■ WHAT NEEDS TO BE DONE:
Every line in the listing is to be echoed verbatim.

■ EXTRACTED DATA:
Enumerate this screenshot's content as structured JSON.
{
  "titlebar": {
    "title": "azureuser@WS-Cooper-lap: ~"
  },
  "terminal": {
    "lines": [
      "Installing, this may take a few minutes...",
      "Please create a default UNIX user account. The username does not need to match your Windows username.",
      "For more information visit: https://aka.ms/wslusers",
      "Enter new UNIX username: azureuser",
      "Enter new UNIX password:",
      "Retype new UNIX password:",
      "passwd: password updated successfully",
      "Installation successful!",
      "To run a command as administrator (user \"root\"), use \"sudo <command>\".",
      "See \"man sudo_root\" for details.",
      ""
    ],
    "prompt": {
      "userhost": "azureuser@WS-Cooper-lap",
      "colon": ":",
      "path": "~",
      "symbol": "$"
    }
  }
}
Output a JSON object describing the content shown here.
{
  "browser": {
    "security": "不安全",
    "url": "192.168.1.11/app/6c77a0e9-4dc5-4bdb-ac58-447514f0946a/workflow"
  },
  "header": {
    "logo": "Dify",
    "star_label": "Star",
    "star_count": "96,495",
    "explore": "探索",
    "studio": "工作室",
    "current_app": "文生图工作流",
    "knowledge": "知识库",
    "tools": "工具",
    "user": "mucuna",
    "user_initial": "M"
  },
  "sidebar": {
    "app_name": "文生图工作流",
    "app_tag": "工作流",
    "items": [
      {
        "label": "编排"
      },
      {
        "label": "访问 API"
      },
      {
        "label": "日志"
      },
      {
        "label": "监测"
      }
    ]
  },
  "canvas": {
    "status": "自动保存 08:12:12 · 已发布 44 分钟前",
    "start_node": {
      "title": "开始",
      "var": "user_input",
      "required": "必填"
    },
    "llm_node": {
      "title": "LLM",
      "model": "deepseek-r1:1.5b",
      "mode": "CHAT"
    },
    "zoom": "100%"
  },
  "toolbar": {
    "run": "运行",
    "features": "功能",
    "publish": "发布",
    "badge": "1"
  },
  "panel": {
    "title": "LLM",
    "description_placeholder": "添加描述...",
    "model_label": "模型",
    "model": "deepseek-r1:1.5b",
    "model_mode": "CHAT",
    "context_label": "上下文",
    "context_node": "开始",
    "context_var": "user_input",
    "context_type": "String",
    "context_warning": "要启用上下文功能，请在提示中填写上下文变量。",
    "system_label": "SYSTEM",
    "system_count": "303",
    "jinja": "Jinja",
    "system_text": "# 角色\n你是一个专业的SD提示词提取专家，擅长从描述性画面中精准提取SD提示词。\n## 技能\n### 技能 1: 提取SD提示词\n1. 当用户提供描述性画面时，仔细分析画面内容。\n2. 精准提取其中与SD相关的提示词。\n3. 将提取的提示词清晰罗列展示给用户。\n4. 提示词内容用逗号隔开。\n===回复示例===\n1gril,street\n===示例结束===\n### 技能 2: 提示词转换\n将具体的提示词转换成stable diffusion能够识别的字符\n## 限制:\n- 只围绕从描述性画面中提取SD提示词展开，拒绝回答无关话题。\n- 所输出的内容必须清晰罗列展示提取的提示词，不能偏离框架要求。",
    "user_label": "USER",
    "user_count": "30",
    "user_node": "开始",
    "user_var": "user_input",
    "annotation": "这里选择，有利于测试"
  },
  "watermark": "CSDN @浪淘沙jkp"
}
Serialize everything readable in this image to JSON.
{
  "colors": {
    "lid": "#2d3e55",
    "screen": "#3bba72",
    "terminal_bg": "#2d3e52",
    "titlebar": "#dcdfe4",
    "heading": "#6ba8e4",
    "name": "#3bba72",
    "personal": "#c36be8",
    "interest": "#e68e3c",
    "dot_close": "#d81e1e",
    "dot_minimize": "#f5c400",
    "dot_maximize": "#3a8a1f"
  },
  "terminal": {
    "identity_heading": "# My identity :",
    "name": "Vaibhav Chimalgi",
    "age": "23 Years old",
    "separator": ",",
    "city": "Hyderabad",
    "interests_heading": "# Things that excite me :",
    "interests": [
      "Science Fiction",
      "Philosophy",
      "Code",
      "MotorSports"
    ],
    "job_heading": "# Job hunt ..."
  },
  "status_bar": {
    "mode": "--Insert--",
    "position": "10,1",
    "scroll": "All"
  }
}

■ REPLY TO THE EXERCISE:
Enumerate this screenshot's content as structured JSON.
{
  "titlebar": {
    "title": "azureuser@WS-Cooper-lap: ~"
  },
  "terminal": {
    "lines": [
      "Installing, this may take a few minutes...",
      "Please create a default UNIX user account. The username does not need to match your Windows username.",
      "For more information visit: https://aka.ms/wslusers",
      "Enter new UNIX username: azureuser",
      "Enter new UNIX password:",
      "Retype new UNIX password:",
      "passwd: password updated successfully",
      "Installation successful!",
      "To run a command as administrator (user \"root\"), use \"sudo <command>\".",
      "See \"man sudo_root\" for details.",
      ""
    ],
    "prompt": {
      "userhost": "azureuser@WS-Cooper-lap",
      "colon": ":",
      "path": "~",
      "symbol": "$"
    }
  }
}
Output a JSON object describing the content shown here.
{
  "browser": {
    "security": "不安全",
    "url": "192.168.1.11/app/6c77a0e9-4dc5-4bdb-ac58-447514f0946a/workflow"
  },
  "header": {
    "logo": "Dify",
    "star_label": "Star",
    "star_count": "96,495",
    "explore": "探索",
    "studio": "工作室",
    "current_app": "文生图工作流",
    "knowledge": "知识库",
    "tools": "工具",
    "user": "mucuna",
    "user_initial": "M"
  },
  "sidebar": {
    "app_name": "文生图工作流",
    "app_tag": "工作流",
    "items": [
      {
        "label": "编排"
      },
      {
        "label": "访问 API"
      },
      {
        "label": "日志"
      },
      {
        "label": "监测"
      }
    ]
  },
  "canvas": {
    "status": "自动保存 08:12:12 · 已发布 44 分钟前",
    "start_node": {
      "title": "开始",
      "var": "user_input",
      "required": "必填"
    },
    "llm_node": {
      "title": "LLM",
      "model": "deepseek-r1:1.5b",
      "mode": "CHAT"
    },
    "zoom": "100%"
  },
  "toolbar": {
    "run": "运行",
    "features": "功能",
    "publish": "发布",
    "badge": "1"
  },
  "panel": {
    "title": "LLM",
    "description_placeholder": "添加描述...",
    "model_label": "模型",
    "model": "deepseek-r1:1.5b",
    "model_mode": "CHAT",
    "context_label": "上下文",
    "context_node": "开始",
    "context_var": "user_input",
    "context_type": "String",
    "context_warning": "要启用上下文功能，请在提示中填写上下文变量。",
    "system_label": "SYSTEM",
    "system_count": "303",
    "jinja": "Jinja",
    "system_text": "# 角色\n你是一个专业的SD提示词提取专家，擅长从描述性画面中精准提取SD提示词。\n## 技能\n### 技能 1: 提取SD提示词\n1. 当用户提供描述性画面时，仔细分析画面内容。\n2. 精准提取其中与SD相关的提示词。\n3. 将提取的提示词清晰罗列展示给用户。\n4. 提示词内容用逗号隔开。\n===回复示例===\n1gril,street\n===示例结束===\n### 技能 2: 提示词转换\n将具体的提示词转换成stable diffusion能够识别的字符\n## 限制:\n- 只围绕从描述性画面中提取SD提示词展开，拒绝回答无关话题。\n- 所输出的内容必须清晰罗列展示提取的提示词，不能偏离框架要求。",
    "user_label": "USER",
    "user_count": "30",
    "user_node": "开始",
    "user_var": "user_input",
    "annotation": "这里选择，有利于测试"
  },
  "watermark": "CSDN @浪淘沙jkp"
}
Serialize everything readable in this image to JSON.
{
  "colors": {
    "lid": "#2d3e55",
    "screen": "#3bba72",
    "terminal_bg": "#2d3e52",
    "titlebar": "#dcdfe4",
    "heading": "#6ba8e4",
    "name": "#3bba72",
    "personal": "#c36be8",
    "interest": "#e68e3c",
    "dot_close": "#d81e1e",
    "dot_minimize": "#f5c400",
    "dot_maximize": "#3a8a1f"
  },
  "terminal": {
    "identity_heading": "# My identity :",
    "name": "Vaibhav Chimalgi",
    "age": "23 Years old",
    "separator": ",",
    "city": "Hyderabad",
    "interests_heading": "# Things that excite me :",
    "interests": [
      "Science Fiction",
      "Philosophy",
      "Code",
      "MotorSports"
    ],
    "job_heading": "# Job hunt ..."
  },
  "status_bar": {
    "mode": "--Insert--",
    "position": "10,1",
    "scroll": "All"
  }
}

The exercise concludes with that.